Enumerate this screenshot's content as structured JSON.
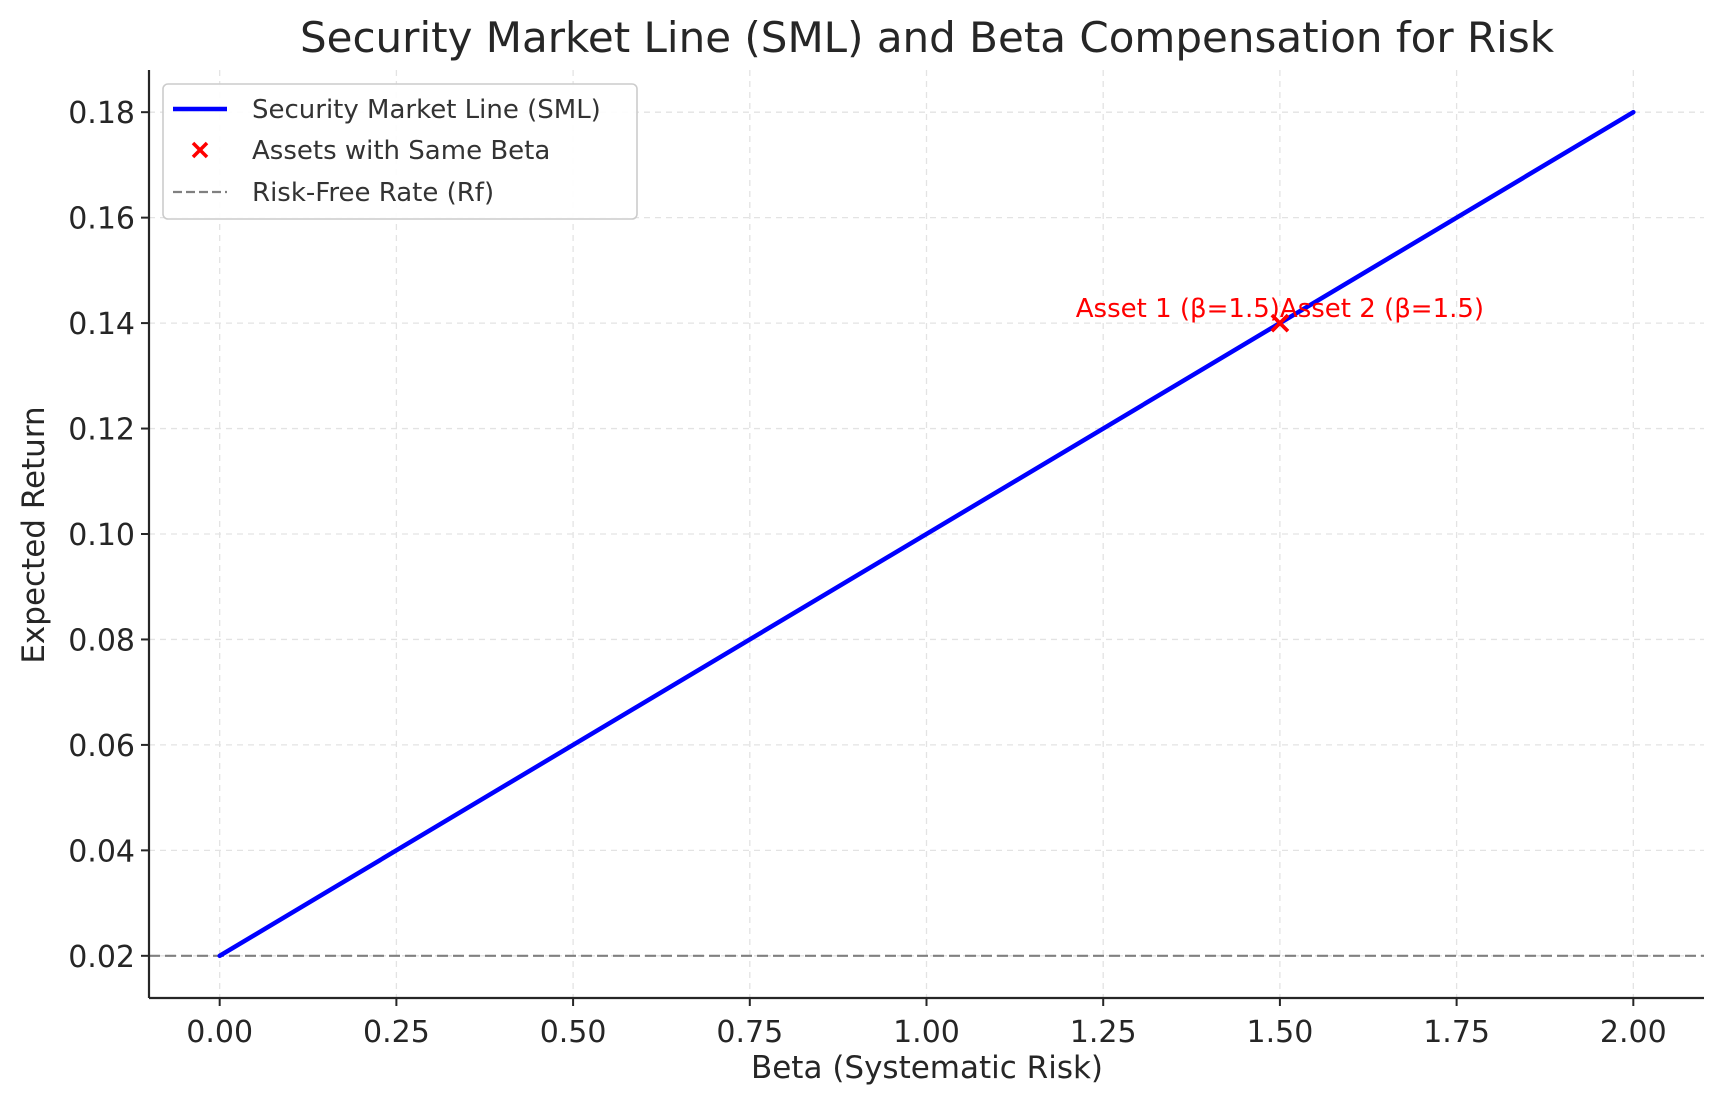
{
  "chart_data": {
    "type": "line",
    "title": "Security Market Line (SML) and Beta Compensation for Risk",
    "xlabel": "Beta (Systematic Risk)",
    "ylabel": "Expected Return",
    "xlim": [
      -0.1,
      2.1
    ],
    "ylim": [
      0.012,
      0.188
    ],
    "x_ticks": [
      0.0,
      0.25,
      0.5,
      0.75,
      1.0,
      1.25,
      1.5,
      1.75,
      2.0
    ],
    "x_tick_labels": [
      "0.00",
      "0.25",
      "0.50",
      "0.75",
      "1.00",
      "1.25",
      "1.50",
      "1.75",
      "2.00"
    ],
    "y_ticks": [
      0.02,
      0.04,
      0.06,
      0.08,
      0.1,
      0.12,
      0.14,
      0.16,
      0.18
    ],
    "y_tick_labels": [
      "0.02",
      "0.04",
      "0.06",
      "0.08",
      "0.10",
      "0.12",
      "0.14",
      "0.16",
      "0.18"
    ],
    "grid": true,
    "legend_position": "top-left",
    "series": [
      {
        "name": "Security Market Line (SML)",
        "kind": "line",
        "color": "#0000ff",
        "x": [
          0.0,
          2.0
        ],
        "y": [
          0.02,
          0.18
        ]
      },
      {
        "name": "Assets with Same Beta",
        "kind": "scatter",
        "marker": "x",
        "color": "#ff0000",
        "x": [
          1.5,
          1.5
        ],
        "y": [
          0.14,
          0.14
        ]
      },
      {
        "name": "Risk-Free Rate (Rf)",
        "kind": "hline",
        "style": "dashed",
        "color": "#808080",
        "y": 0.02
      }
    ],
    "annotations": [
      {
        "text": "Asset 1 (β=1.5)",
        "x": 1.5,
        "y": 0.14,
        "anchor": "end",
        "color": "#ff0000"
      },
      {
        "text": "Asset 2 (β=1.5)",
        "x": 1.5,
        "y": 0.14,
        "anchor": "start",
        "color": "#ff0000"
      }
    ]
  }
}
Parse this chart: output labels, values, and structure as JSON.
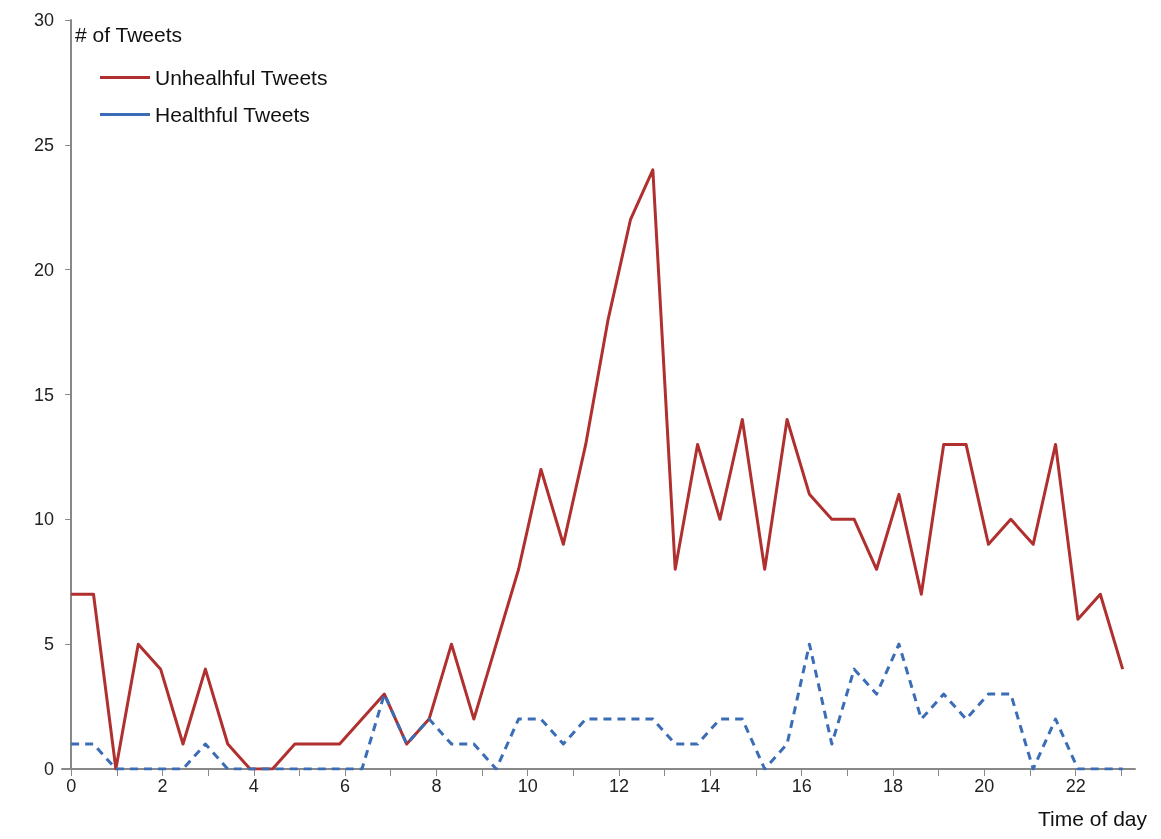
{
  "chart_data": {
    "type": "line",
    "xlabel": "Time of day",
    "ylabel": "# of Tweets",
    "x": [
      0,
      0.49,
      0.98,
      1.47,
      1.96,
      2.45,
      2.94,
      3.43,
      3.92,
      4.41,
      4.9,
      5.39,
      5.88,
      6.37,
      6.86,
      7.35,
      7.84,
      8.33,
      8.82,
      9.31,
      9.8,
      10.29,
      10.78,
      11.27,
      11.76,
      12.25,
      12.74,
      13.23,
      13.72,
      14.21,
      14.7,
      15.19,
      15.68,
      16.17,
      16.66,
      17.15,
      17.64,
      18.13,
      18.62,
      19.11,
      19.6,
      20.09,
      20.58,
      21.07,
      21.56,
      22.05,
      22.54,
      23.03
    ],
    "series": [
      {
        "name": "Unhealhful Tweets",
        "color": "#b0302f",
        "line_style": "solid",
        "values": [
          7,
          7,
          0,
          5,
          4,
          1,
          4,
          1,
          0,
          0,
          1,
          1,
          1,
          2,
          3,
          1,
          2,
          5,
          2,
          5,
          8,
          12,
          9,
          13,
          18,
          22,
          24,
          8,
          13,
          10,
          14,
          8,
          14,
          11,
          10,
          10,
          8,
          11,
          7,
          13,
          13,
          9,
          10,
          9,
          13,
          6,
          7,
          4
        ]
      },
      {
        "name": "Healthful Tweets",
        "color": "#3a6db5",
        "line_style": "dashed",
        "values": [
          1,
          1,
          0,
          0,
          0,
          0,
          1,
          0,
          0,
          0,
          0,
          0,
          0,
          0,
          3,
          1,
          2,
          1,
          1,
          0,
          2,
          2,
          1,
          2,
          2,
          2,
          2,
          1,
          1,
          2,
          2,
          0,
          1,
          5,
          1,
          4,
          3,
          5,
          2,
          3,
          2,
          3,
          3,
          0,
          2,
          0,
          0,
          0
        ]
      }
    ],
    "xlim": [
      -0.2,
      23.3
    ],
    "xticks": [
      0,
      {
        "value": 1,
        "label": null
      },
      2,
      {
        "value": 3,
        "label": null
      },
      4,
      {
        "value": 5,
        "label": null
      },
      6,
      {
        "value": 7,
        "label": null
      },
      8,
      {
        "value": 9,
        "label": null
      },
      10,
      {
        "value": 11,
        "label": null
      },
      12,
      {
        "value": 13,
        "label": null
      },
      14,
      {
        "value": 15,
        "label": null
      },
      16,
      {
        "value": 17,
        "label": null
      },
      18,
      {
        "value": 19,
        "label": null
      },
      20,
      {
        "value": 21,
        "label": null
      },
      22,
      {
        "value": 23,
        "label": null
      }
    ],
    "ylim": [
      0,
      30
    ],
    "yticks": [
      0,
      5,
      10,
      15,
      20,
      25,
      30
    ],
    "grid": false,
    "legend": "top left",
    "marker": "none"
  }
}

==

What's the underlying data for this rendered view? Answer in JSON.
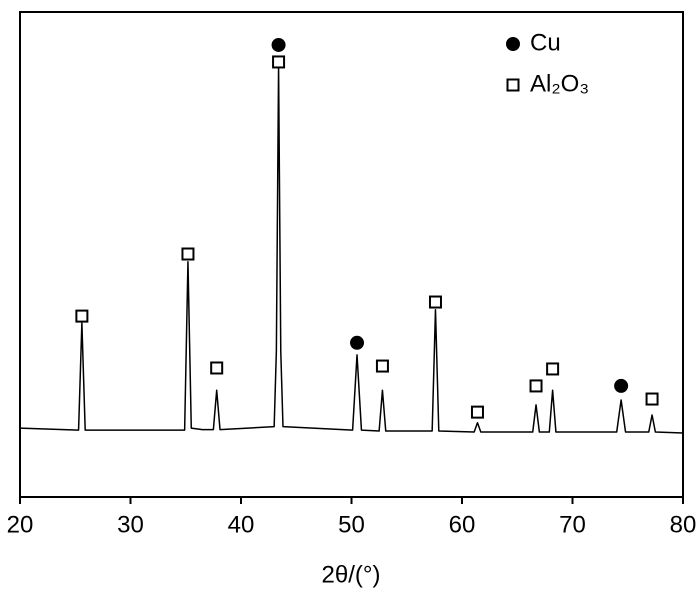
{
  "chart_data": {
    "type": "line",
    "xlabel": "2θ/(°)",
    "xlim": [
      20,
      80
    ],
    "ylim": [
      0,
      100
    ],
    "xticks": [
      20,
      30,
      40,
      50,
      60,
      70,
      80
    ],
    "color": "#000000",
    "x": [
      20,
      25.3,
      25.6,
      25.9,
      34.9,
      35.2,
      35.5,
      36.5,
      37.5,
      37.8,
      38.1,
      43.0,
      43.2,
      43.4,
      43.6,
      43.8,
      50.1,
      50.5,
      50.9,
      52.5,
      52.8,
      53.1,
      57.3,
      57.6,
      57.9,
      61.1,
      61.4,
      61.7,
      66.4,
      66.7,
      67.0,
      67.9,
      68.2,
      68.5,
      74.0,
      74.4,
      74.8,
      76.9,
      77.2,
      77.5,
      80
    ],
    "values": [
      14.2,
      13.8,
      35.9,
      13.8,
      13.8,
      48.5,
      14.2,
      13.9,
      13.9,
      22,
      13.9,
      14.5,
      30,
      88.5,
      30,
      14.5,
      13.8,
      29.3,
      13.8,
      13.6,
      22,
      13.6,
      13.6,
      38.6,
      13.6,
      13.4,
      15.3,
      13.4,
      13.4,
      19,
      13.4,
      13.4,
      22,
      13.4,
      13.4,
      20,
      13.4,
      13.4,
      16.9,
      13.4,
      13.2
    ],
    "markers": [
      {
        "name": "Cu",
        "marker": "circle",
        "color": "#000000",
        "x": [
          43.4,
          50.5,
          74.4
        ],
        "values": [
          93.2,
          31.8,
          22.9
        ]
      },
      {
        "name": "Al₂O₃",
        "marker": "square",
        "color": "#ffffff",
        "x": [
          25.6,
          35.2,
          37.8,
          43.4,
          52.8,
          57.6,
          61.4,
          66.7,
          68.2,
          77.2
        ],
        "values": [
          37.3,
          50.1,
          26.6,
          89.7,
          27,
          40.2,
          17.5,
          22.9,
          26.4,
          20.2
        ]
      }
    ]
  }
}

- _WORK REQUIRED_
Look above for every line with the word "Beta" and copy it.

- _WRITTEN ANSWER_
    "title": "Security Market Line (SML) and Beta Compensation for Risk",
    "xlabel": "Beta (Systematic Risk)",
        "name": "Assets with Same Beta",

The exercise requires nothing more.